*What you have to do:* Output nothing but the number of lines that include the word "Louis".

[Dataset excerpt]
╭──

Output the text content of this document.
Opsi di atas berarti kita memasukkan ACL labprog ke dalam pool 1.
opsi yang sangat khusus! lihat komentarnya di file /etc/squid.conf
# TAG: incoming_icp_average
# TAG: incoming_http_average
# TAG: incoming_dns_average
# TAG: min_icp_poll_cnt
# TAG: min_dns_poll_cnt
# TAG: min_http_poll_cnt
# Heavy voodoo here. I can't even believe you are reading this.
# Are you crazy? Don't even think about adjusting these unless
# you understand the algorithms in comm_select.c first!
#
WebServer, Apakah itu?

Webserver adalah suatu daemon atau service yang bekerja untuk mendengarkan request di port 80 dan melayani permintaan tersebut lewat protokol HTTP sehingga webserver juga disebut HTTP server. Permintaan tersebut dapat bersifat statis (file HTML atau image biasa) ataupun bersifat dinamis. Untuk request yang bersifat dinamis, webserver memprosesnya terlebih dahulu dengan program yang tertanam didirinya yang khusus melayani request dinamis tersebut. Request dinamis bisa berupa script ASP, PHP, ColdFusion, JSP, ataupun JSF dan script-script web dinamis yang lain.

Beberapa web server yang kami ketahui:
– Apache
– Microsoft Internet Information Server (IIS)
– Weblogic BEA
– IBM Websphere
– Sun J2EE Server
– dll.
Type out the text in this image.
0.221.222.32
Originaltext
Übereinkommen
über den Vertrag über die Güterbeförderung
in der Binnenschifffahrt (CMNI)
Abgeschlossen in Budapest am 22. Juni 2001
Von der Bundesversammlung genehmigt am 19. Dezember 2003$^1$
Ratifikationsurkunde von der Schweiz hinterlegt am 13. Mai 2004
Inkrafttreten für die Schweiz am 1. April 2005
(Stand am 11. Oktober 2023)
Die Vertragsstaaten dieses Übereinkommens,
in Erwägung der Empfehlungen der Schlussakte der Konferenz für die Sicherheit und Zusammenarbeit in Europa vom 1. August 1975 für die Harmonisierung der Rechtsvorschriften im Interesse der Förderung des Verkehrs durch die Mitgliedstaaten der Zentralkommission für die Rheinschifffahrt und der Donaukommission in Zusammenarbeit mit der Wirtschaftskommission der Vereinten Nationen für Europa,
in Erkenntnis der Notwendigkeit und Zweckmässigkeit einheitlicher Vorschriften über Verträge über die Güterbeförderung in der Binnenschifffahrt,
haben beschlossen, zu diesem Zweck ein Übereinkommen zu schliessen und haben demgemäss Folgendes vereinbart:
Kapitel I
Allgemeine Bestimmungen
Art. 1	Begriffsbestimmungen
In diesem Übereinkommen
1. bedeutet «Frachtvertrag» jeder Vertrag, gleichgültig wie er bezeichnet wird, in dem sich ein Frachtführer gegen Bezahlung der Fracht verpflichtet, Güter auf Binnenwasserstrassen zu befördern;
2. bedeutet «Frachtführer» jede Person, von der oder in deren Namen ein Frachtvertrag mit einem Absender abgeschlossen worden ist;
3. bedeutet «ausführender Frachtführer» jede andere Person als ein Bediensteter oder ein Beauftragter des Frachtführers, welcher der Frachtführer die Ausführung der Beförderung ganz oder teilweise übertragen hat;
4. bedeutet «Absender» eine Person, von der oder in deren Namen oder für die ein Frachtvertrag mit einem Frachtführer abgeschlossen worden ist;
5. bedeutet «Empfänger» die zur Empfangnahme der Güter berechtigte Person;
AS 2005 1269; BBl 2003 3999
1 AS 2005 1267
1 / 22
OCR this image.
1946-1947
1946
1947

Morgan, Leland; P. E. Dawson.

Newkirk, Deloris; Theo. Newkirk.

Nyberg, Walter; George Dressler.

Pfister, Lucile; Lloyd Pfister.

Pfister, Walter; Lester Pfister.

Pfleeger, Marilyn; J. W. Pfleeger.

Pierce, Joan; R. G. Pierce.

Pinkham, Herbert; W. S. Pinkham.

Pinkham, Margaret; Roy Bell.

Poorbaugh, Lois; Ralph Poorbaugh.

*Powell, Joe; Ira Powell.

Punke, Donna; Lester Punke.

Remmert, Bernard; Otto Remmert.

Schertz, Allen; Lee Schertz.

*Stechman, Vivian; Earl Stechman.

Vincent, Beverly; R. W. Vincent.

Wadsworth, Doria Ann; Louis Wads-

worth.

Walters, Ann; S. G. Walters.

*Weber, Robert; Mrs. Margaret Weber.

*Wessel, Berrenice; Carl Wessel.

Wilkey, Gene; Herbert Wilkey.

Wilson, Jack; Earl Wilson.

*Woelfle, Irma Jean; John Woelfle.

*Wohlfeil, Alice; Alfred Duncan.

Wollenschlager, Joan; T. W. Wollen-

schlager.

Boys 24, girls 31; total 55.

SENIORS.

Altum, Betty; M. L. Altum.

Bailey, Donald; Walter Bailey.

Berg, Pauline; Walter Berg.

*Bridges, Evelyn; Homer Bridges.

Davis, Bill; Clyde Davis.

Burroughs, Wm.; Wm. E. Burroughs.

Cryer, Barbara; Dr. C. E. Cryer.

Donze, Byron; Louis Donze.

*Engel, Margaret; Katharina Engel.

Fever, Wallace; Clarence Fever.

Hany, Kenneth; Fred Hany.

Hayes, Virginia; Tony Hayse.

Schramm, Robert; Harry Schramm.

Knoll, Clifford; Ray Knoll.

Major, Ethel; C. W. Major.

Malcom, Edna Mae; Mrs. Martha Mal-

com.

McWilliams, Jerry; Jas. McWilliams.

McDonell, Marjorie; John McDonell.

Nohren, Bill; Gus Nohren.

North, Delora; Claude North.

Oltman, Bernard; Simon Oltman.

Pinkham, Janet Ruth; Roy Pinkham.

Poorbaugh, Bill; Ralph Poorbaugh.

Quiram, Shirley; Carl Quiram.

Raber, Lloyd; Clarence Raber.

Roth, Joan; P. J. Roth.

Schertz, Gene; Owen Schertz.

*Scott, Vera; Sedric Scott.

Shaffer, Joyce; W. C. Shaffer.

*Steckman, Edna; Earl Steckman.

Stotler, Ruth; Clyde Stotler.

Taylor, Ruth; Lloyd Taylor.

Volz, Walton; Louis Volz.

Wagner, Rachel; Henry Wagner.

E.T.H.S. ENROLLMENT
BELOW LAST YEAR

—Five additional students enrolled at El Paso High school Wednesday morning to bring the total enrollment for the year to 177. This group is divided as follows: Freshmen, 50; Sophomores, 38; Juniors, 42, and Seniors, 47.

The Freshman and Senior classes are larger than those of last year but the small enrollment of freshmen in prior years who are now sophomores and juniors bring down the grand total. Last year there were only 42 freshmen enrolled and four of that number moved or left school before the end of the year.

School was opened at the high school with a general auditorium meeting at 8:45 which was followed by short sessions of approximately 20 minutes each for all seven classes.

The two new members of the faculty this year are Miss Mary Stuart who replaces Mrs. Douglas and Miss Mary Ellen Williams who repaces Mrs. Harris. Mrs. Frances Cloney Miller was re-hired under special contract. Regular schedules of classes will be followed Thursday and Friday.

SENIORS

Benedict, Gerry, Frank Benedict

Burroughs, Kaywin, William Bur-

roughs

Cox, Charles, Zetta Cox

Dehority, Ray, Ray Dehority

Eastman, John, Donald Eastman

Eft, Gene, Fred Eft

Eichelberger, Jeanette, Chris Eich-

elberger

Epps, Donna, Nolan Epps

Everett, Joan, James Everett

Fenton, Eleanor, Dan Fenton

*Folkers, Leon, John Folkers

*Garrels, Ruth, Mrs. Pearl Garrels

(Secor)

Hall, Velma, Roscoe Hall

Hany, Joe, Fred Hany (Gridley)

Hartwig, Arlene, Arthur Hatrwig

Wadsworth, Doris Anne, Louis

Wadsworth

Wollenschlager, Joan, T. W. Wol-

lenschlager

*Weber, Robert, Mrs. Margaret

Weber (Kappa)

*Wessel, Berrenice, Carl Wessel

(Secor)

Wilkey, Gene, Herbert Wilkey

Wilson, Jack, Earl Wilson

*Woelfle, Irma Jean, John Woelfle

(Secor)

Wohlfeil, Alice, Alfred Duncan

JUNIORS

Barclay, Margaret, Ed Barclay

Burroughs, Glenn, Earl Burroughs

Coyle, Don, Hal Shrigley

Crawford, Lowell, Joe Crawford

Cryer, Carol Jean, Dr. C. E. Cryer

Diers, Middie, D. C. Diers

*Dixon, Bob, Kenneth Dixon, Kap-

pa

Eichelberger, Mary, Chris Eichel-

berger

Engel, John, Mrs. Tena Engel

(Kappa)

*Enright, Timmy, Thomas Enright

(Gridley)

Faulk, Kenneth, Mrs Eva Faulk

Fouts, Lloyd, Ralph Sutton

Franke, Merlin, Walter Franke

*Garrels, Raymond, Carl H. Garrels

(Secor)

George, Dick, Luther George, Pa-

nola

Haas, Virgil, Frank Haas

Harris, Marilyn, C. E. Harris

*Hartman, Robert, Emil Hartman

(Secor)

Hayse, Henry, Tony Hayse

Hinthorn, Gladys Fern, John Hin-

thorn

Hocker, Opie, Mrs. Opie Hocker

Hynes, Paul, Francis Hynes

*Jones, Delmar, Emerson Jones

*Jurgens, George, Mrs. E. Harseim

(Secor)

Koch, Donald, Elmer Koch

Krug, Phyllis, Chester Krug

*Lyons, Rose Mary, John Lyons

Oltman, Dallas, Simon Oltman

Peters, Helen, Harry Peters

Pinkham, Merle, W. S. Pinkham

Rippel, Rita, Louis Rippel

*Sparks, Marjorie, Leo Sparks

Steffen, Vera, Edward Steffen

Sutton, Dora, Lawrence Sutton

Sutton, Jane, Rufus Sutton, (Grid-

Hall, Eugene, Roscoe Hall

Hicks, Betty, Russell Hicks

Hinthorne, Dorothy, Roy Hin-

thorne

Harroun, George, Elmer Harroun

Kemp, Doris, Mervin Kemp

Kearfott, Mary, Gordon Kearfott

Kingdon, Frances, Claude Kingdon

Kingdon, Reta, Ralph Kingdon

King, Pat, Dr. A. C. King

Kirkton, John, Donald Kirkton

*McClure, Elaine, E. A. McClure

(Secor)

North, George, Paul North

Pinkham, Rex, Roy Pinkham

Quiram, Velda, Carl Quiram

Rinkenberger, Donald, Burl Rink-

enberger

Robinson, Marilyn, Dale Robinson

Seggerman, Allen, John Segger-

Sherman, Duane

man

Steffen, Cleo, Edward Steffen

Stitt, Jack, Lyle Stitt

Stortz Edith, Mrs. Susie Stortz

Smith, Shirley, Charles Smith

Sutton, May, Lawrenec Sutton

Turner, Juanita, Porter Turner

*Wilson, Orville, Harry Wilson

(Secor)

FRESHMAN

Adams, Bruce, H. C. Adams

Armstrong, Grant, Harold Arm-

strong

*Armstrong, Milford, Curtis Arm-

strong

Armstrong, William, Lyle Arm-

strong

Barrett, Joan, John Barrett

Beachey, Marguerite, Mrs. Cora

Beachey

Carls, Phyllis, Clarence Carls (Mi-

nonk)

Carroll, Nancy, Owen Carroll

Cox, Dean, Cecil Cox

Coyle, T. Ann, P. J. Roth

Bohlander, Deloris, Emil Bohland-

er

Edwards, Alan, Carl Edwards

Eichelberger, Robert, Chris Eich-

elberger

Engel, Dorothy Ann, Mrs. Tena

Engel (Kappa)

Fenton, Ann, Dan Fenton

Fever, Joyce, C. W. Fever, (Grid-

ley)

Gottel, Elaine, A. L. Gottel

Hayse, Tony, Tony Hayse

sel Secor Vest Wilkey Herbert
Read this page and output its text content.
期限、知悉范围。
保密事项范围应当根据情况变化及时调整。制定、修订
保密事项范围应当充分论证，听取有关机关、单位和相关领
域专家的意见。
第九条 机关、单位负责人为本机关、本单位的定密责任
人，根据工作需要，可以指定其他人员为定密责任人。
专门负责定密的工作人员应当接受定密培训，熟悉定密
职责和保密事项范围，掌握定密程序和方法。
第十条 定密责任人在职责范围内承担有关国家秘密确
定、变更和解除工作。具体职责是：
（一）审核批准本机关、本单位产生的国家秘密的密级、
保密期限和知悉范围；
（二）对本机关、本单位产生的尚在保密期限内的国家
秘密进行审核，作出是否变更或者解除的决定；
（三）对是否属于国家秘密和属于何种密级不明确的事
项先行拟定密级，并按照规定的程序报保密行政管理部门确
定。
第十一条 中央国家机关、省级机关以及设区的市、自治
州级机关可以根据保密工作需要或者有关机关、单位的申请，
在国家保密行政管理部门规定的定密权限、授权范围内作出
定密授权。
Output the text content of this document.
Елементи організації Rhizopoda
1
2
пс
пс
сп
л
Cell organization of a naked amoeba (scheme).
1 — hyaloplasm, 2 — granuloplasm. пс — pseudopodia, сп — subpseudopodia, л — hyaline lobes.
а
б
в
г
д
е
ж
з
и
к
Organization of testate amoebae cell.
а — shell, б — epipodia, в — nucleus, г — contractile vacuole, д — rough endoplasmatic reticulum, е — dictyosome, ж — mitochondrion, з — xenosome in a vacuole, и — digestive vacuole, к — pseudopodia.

╰──

*Solved problem:* 5